**RECORDS PROVIDED:**
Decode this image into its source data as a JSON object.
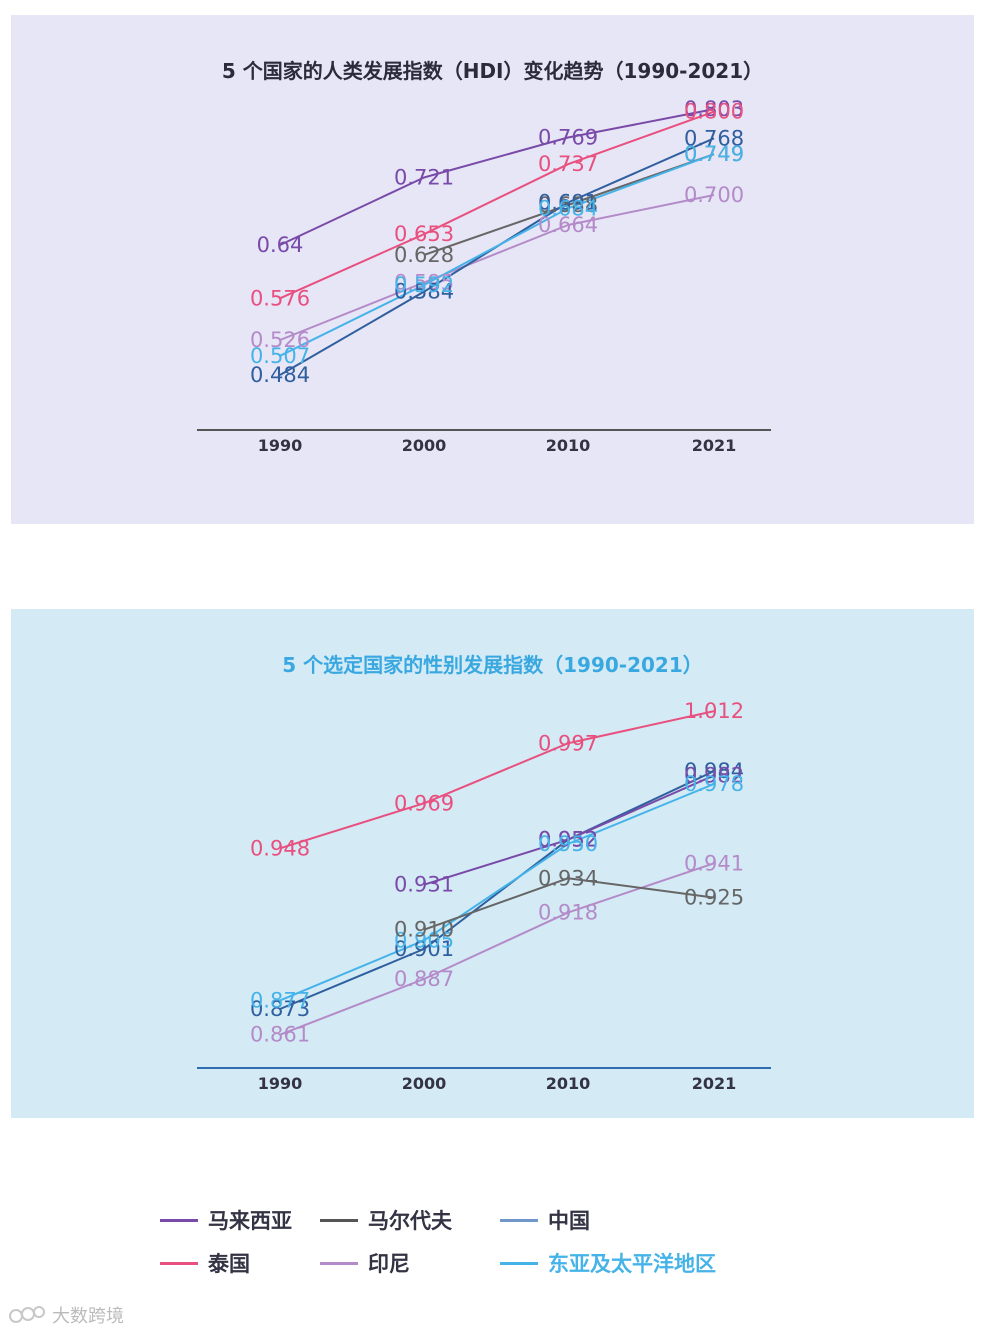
{
  "chart_data": [
    {
      "type": "line",
      "title": "5 个国家的人类发展指数（HDI）变化趋势（1990-2021）",
      "x": [
        "1990",
        "2000",
        "2010",
        "2021"
      ],
      "ylim": [
        0.43,
        0.82
      ],
      "series": [
        {
          "name": "马来西亚",
          "color": "#7a4aa8",
          "values": [
            0.64,
            0.721,
            0.769,
            0.803
          ],
          "labels": [
            "0.64",
            "0.721",
            "0.769",
            "0.803"
          ]
        },
        {
          "name": "泰国",
          "color": "#e8507f",
          "values": [
            0.576,
            0.653,
            0.737,
            0.8
          ],
          "labels": [
            "0.576",
            "0.653",
            "0.737",
            "0.800"
          ]
        },
        {
          "name": "马尔代夫",
          "color": "#666666",
          "values": [
            null,
            0.628,
            0.688,
            0.749
          ],
          "labels": [
            "",
            "0.628",
            "0.688",
            "0.749"
          ]
        },
        {
          "name": "印尼",
          "color": "#b48bc8",
          "values": [
            0.526,
            0.595,
            0.664,
            0.7
          ],
          "labels": [
            "0.526",
            "0.595",
            "0.664",
            "0.700"
          ]
        },
        {
          "name": "中国",
          "color": "#2f5f9e",
          "values": [
            0.484,
            0.584,
            0.691,
            0.768
          ],
          "labels": [
            "0.484",
            "0.584",
            "0.691",
            "0.768"
          ]
        },
        {
          "name": "东亚及太平洋地区",
          "color": "#46b3e8",
          "values": [
            0.507,
            0.592,
            0.684,
            0.749
          ],
          "labels": [
            "0.507",
            "0.592",
            "0.684",
            "0.749"
          ]
        }
      ]
    },
    {
      "type": "line",
      "title": "5 个选定国家的性别发展指数（1990-2021）",
      "x": [
        "1990",
        "2000",
        "2010",
        "2021"
      ],
      "ylim": [
        0.845,
        1.02
      ],
      "series": [
        {
          "name": "泰国",
          "color": "#e8507f",
          "values": [
            0.948,
            0.969,
            0.997,
            1.012
          ],
          "labels": [
            "0.948",
            "0.969",
            "0.997",
            "1.012"
          ]
        },
        {
          "name": "中国",
          "color": "#2f5f9e",
          "values": [
            0.873,
            0.901,
            0.952,
            0.984
          ],
          "labels": [
            "0.873",
            "0.901",
            "0.952",
            "0.984"
          ]
        },
        {
          "name": "马来西亚",
          "color": "#7a4aa8",
          "values": [
            null,
            0.931,
            0.952,
            0.982
          ],
          "labels": [
            "",
            "0.931",
            "0.952",
            "0.982"
          ]
        },
        {
          "name": "东亚及太平洋地区",
          "color": "#46b3e8",
          "values": [
            0.877,
            0.905,
            0.95,
            0.978
          ],
          "labels": [
            "0.877",
            "0.905",
            "0.950",
            "0.978"
          ]
        },
        {
          "name": "印尼",
          "color": "#b48bc8",
          "values": [
            0.861,
            0.887,
            0.918,
            0.941
          ],
          "labels": [
            "0.861",
            "0.887",
            "0.918",
            "0.941"
          ]
        },
        {
          "name": "马尔代夫",
          "color": "#666666",
          "values": [
            null,
            0.91,
            0.934,
            0.925
          ],
          "labels": [
            "",
            "0.910",
            "0.934",
            "0.925"
          ]
        }
      ]
    }
  ],
  "legend": [
    {
      "label": "马来西亚",
      "color": "#7a4aa8"
    },
    {
      "label": "马尔代夫",
      "color": "#555555"
    },
    {
      "label": "中国",
      "color": "#6f98c8"
    },
    {
      "label": "泰国",
      "color": "#e8507f"
    },
    {
      "label": "印尼",
      "color": "#b48bc8"
    },
    {
      "label": "东亚及太平洋地区",
      "color": "#46b3e8"
    }
  ],
  "watermark": "大数跨境"
}
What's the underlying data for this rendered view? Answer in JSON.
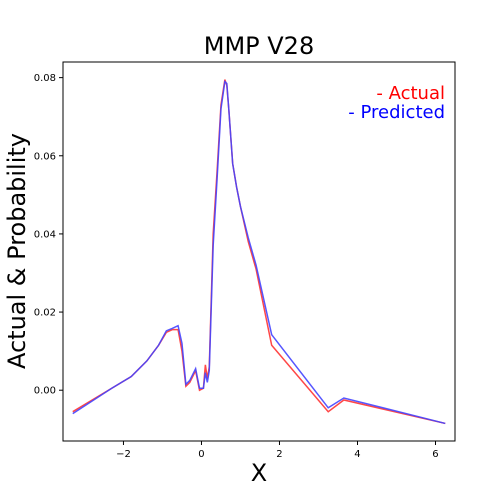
{
  "chart_data": {
    "type": "line",
    "title": "MMP V28",
    "xlabel": "X",
    "ylabel": "Actual & Probability",
    "xlim": [
      -3.55,
      6.5
    ],
    "ylim": [
      -0.013,
      0.084
    ],
    "xticks": [
      -2,
      0,
      2,
      4,
      6
    ],
    "yticks": [
      0.0,
      0.02,
      0.04,
      0.06,
      0.08
    ],
    "xtick_labels": [
      "−2",
      "0",
      "2",
      "4",
      "6"
    ],
    "ytick_labels": [
      "0.00",
      "0.02",
      "0.04",
      "0.06",
      "0.08"
    ],
    "grid": false,
    "legend_position": "top-right",
    "legend": [
      "- Actual",
      "- Predicted"
    ],
    "series": [
      {
        "name": "- Actual",
        "color": "#ff3333",
        "x": [
          -3.3,
          -2.3,
          -1.8,
          -1.4,
          -1.1,
          -0.9,
          -0.75,
          -0.6,
          -0.5,
          -0.4,
          -0.3,
          -0.15,
          -0.05,
          0.05,
          0.1,
          0.15,
          0.2,
          0.3,
          0.4,
          0.5,
          0.6,
          0.65,
          0.7,
          0.8,
          0.9,
          1.0,
          1.2,
          1.4,
          1.8,
          3.25,
          3.65,
          6.25
        ],
        "y": [
          -0.0055,
          0.0005,
          0.0035,
          0.0075,
          0.0115,
          0.0148,
          0.0155,
          0.0155,
          0.01,
          0.001,
          0.002,
          0.005,
          0.0,
          0.0005,
          0.0065,
          0.003,
          0.006,
          0.04,
          0.056,
          0.073,
          0.0795,
          0.078,
          0.072,
          0.058,
          0.052,
          0.047,
          0.038,
          0.031,
          0.0115,
          -0.0055,
          -0.0025,
          -0.0085
        ]
      },
      {
        "name": "- Predicted",
        "color": "#4444ff",
        "x": [
          -3.3,
          -2.3,
          -1.8,
          -1.4,
          -1.1,
          -0.9,
          -0.75,
          -0.6,
          -0.5,
          -0.4,
          -0.3,
          -0.15,
          -0.05,
          0.05,
          0.1,
          0.15,
          0.2,
          0.3,
          0.4,
          0.5,
          0.6,
          0.65,
          0.7,
          0.8,
          0.9,
          1.0,
          1.2,
          1.4,
          1.8,
          3.25,
          3.65,
          6.25
        ],
        "y": [
          -0.006,
          0.0005,
          0.0035,
          0.0075,
          0.0115,
          0.0152,
          0.0158,
          0.0165,
          0.012,
          0.0015,
          0.0025,
          0.0055,
          0.0005,
          0.0005,
          0.0045,
          0.002,
          0.005,
          0.037,
          0.054,
          0.072,
          0.079,
          0.0785,
          0.072,
          0.058,
          0.052,
          0.047,
          0.039,
          0.032,
          0.0142,
          -0.0045,
          -0.002,
          -0.0085
        ]
      }
    ]
  }
}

**WORK TO DO:** Your answer should be a single number: the count of lines in these records that hold the string "this".

**RESULT:** 2